Nous étudions l’influence des réseaux d’entrées-sorties sur le rythme d’adoption des technologies. En particulier, nous modélisons la décision d’adopter le langage de programmation Python 3 pour des progiciels. Python 3 propose des fonctions avancées, mais son installation ne permet pas un retour à la version Python 2, ce qui en soi représente un coût d’adoption. De plus, les progiciels dépendent d’autres progiciels. Autrement dit, la décision d’adopter un progiciel est influencée par les décisions d’adopter d’autres progiciels parce que de nombreux progiciels sont interreliés.

Nous construisons un modèle dynamique d’adoption de technologies qui incorpore un réseau d’entrées-sorties. Il est estimé à partir d’un ensemble complet de données tirées des progiciels Python. Nous sommes parmi les premiers à faire le lien entre les études consacrées aux modèles dynamiques à choix discret et l’analyse de réseaux. Nous contribuons aussi aux travaux sur l’adoption des technologies en montrant les conséquences négatives potentielles des réseaux d’entrées-sorties sur l’adoption d’une technologie à l’intérieur d’un cadre dynamique.

Enregistrements tirés d'un jeu de données
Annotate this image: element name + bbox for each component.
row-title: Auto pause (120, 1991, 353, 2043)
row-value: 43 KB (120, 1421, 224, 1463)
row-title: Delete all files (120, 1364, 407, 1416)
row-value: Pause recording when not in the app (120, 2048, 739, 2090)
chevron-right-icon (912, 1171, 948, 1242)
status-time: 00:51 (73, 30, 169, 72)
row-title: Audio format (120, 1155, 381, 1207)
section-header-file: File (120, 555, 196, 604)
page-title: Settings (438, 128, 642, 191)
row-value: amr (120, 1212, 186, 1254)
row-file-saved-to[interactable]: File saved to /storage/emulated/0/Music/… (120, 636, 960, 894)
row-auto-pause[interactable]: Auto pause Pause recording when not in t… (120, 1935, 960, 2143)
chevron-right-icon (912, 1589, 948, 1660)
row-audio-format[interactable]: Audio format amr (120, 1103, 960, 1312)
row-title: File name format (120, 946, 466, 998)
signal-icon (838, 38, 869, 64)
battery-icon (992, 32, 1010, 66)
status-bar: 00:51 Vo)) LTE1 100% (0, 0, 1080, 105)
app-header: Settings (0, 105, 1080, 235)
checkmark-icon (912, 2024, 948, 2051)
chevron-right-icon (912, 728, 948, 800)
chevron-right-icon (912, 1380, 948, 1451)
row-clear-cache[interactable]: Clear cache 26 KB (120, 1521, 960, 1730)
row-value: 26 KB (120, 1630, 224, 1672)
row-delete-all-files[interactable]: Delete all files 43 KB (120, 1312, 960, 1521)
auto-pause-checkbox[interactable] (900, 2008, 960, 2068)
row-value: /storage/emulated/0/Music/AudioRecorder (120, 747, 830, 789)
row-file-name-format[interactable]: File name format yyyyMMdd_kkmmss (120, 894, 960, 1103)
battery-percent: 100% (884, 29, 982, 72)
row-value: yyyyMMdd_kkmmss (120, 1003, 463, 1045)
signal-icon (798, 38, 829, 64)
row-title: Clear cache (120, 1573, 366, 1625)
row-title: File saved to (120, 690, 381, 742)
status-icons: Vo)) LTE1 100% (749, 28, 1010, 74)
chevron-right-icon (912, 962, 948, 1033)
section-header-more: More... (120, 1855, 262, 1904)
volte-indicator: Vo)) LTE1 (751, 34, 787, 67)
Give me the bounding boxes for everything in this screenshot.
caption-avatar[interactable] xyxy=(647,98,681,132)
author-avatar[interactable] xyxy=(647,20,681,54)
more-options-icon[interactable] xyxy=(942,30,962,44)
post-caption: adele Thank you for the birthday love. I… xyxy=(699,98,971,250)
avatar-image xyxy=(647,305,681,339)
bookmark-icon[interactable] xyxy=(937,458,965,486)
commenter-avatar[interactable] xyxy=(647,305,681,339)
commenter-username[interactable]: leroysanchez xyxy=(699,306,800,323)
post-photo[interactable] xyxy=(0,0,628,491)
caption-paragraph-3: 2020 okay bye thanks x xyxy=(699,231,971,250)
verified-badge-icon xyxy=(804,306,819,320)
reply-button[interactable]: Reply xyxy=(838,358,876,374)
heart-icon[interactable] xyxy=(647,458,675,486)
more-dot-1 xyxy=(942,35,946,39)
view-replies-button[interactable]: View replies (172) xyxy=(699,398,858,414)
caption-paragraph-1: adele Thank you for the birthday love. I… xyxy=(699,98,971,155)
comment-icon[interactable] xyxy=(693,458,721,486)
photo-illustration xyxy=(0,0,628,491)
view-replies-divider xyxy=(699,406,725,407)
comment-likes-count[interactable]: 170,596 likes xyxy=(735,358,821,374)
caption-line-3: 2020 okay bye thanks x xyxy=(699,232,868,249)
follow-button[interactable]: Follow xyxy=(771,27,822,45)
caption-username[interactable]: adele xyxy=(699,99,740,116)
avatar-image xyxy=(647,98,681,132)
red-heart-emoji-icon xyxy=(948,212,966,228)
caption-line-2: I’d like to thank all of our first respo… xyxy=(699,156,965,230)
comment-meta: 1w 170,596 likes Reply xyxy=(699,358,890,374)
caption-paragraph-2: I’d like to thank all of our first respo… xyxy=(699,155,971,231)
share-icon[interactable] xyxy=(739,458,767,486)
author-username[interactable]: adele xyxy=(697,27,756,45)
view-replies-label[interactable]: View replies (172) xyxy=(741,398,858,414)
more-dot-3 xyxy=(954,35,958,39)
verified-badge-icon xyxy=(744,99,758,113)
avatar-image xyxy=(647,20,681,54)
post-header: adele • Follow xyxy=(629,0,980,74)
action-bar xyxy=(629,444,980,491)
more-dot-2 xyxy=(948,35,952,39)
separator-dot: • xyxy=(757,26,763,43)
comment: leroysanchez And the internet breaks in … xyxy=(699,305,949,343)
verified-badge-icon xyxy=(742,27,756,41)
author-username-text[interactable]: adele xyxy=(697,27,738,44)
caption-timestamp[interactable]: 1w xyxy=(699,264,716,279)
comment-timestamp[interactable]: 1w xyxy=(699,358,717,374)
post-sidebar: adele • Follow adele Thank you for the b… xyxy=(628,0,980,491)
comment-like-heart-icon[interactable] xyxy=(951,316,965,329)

- [À FAIRE]:
(1) D'après le texte sur l'adoption de Python 3, quelle caractéristique de son installation constitue en soi un coût d'adoption ?
(2) Poursuivez le texte sur l'adoption de Python 3 en quelques phrases, à partir de sa dernière phrase.

- [CORRIGÉ DES EXERCICES]:
(1) Son installation ne permet pas un retour à la version Python 2.

(2)
Nous montrons que la décision d’adopter un progiciel est largement influencée par les décisions d’adopter des progiciels dont il dépend. Nous menons des analyses contrefactuelles des subventions sectorielles. Elles nous permettent de démontrer que la structure des réseaux est un facteur essentiel dans le choix d’une politique de subvention optimale.